*PROBLEM TO WORK ON*: Scan the entries below and report only how many lines contain "JSON".

##### STORED DATA #####

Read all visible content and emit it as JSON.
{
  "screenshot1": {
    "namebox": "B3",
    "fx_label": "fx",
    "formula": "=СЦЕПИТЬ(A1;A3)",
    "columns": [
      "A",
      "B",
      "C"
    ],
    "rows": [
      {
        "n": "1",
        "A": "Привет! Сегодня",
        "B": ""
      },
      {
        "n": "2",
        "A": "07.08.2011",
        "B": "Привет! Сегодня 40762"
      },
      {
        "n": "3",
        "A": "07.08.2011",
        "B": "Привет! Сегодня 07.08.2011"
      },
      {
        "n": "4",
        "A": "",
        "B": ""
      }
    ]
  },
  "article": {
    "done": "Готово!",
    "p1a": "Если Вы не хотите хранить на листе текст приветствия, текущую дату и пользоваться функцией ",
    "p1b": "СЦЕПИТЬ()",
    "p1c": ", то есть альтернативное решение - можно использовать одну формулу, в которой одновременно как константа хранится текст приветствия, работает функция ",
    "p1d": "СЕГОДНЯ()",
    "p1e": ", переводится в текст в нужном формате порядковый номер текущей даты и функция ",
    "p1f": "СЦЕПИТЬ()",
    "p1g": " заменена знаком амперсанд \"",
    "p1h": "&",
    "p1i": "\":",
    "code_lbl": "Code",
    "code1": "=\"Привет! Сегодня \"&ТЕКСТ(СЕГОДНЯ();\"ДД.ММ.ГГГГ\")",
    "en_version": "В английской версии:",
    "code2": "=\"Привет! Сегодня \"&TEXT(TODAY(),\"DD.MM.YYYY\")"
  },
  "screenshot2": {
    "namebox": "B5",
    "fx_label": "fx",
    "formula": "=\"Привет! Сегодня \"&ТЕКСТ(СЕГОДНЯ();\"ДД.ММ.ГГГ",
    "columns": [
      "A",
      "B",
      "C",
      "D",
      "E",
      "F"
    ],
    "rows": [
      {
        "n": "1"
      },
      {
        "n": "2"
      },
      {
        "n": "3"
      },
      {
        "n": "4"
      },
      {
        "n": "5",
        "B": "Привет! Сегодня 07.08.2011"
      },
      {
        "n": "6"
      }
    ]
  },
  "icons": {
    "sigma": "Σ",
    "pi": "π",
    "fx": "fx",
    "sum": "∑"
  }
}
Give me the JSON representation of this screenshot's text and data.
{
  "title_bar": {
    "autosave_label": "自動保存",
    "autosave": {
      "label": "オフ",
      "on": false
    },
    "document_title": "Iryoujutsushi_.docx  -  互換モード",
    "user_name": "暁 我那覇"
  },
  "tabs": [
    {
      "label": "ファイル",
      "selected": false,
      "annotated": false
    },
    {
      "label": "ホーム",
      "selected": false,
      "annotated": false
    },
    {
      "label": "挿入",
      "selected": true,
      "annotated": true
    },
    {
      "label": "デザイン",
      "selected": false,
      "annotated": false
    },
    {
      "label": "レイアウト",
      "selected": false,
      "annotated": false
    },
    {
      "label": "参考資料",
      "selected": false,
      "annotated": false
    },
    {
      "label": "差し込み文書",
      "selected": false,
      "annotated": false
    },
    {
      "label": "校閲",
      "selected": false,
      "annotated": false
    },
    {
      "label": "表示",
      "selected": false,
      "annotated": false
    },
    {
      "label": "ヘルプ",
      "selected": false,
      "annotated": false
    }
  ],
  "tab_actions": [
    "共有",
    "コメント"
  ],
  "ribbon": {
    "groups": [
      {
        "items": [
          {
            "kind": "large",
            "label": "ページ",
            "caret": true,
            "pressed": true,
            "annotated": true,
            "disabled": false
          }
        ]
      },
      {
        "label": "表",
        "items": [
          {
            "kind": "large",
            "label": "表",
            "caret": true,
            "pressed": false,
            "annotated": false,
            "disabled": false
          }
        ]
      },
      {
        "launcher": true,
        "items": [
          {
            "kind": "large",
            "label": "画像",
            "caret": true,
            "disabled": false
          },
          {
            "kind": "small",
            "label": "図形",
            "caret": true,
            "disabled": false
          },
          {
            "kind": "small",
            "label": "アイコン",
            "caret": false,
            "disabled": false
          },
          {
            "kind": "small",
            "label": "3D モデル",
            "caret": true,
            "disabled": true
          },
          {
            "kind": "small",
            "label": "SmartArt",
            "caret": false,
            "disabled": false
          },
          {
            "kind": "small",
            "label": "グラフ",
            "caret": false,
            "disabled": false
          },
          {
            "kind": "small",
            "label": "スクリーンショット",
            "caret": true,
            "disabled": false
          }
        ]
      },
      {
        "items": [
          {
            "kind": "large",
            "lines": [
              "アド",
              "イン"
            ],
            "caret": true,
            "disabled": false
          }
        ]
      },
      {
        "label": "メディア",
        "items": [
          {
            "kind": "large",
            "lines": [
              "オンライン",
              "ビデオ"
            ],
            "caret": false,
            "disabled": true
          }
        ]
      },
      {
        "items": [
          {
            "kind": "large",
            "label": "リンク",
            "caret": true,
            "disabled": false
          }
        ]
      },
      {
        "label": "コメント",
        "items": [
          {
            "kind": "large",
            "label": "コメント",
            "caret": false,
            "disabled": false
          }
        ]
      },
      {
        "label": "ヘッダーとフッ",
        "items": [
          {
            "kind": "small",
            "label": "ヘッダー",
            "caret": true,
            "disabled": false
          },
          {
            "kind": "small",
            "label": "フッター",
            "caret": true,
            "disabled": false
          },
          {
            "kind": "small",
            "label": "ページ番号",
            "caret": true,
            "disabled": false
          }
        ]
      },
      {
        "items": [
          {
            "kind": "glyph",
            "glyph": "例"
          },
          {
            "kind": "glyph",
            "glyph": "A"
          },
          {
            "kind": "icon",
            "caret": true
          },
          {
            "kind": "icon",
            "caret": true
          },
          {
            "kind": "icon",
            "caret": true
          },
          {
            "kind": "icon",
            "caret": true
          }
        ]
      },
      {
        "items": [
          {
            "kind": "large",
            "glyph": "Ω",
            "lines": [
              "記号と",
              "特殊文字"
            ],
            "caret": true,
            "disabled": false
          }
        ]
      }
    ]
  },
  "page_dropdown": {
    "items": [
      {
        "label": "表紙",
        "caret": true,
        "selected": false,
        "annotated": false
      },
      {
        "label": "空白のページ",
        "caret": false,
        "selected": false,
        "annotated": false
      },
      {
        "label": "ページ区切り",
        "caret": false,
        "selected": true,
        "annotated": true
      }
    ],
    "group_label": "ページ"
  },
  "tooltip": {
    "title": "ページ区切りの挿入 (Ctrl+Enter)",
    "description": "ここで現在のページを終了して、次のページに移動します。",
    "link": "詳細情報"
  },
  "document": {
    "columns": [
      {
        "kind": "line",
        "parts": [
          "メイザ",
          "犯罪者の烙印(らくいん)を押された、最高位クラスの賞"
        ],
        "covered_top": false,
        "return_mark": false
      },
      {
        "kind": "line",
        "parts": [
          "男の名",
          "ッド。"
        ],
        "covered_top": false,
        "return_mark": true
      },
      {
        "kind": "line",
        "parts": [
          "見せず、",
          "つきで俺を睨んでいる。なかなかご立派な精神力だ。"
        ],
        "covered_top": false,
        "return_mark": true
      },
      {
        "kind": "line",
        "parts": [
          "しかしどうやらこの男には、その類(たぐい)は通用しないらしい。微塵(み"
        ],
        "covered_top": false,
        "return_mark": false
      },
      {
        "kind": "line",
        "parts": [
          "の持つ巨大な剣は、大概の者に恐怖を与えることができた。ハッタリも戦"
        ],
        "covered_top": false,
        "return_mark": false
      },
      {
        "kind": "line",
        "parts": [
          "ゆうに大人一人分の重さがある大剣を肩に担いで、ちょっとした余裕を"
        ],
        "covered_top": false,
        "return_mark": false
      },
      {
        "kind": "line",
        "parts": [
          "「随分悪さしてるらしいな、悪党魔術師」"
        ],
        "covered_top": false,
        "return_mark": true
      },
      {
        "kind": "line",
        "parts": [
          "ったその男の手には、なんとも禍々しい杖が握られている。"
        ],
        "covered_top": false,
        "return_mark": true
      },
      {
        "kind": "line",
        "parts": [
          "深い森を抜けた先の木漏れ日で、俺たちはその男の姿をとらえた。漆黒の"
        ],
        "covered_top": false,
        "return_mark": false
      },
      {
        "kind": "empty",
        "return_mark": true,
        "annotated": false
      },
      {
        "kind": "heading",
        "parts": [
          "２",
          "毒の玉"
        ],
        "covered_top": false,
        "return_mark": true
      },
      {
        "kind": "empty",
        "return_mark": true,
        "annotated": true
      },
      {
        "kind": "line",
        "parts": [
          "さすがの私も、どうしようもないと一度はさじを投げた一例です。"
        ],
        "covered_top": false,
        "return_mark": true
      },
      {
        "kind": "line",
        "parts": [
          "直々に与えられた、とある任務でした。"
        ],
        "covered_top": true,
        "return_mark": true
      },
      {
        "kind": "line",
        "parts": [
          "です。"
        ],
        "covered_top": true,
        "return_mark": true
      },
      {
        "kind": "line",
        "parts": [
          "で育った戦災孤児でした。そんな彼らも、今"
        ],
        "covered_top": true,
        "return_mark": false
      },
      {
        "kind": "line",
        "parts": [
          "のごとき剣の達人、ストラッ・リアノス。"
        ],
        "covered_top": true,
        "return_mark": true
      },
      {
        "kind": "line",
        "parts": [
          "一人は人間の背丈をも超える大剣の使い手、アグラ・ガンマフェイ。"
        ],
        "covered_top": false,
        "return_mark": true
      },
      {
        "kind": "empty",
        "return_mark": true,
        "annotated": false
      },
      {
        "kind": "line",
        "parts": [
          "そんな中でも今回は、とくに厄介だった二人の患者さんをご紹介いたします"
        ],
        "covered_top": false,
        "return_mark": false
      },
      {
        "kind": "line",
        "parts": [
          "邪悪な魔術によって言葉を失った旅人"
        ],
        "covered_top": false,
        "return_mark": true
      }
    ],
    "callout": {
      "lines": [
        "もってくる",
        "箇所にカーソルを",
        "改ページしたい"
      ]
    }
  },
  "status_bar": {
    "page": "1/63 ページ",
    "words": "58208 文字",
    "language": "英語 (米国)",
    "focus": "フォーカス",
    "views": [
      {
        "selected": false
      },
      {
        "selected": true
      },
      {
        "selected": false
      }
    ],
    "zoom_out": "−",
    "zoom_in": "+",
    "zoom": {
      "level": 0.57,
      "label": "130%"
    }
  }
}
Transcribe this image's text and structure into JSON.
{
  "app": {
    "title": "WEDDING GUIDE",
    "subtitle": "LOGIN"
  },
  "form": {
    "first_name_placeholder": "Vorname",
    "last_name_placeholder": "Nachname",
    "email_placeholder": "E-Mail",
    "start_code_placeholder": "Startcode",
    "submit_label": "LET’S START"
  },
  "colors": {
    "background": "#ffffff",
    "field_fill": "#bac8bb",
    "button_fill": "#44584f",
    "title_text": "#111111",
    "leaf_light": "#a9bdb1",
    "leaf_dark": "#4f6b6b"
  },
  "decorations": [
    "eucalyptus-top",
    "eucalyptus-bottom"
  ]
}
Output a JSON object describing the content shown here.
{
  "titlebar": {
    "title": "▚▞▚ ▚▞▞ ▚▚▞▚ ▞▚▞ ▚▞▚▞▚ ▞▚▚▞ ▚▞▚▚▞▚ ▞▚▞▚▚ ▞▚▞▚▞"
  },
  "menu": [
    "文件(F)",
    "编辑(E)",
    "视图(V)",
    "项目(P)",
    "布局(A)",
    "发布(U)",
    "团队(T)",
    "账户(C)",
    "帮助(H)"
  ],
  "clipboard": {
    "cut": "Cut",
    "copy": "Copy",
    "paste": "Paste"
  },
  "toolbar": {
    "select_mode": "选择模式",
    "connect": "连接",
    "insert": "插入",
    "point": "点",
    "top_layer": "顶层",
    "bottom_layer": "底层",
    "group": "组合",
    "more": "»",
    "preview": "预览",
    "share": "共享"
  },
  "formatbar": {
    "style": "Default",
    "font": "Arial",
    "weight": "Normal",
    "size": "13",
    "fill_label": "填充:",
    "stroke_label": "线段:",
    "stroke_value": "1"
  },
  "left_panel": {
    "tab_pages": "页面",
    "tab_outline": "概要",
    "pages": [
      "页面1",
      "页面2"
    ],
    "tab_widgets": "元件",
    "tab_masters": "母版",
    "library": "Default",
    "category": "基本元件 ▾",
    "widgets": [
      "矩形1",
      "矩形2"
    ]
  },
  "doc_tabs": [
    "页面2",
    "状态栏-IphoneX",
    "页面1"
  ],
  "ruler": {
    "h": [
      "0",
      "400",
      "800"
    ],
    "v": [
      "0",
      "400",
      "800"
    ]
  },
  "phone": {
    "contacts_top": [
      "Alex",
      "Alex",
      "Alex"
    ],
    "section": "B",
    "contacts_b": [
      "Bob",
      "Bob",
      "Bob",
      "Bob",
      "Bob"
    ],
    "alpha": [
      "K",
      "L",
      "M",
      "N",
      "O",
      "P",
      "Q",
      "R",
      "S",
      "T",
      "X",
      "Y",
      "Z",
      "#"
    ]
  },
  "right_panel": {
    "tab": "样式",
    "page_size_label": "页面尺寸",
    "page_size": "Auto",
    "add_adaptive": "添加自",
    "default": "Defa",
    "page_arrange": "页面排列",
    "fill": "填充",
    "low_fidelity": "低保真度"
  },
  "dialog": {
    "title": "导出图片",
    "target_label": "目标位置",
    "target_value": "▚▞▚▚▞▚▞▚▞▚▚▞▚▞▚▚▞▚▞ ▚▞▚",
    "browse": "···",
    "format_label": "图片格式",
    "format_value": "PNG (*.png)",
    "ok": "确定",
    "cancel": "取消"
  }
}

#####

*REPLY*: 4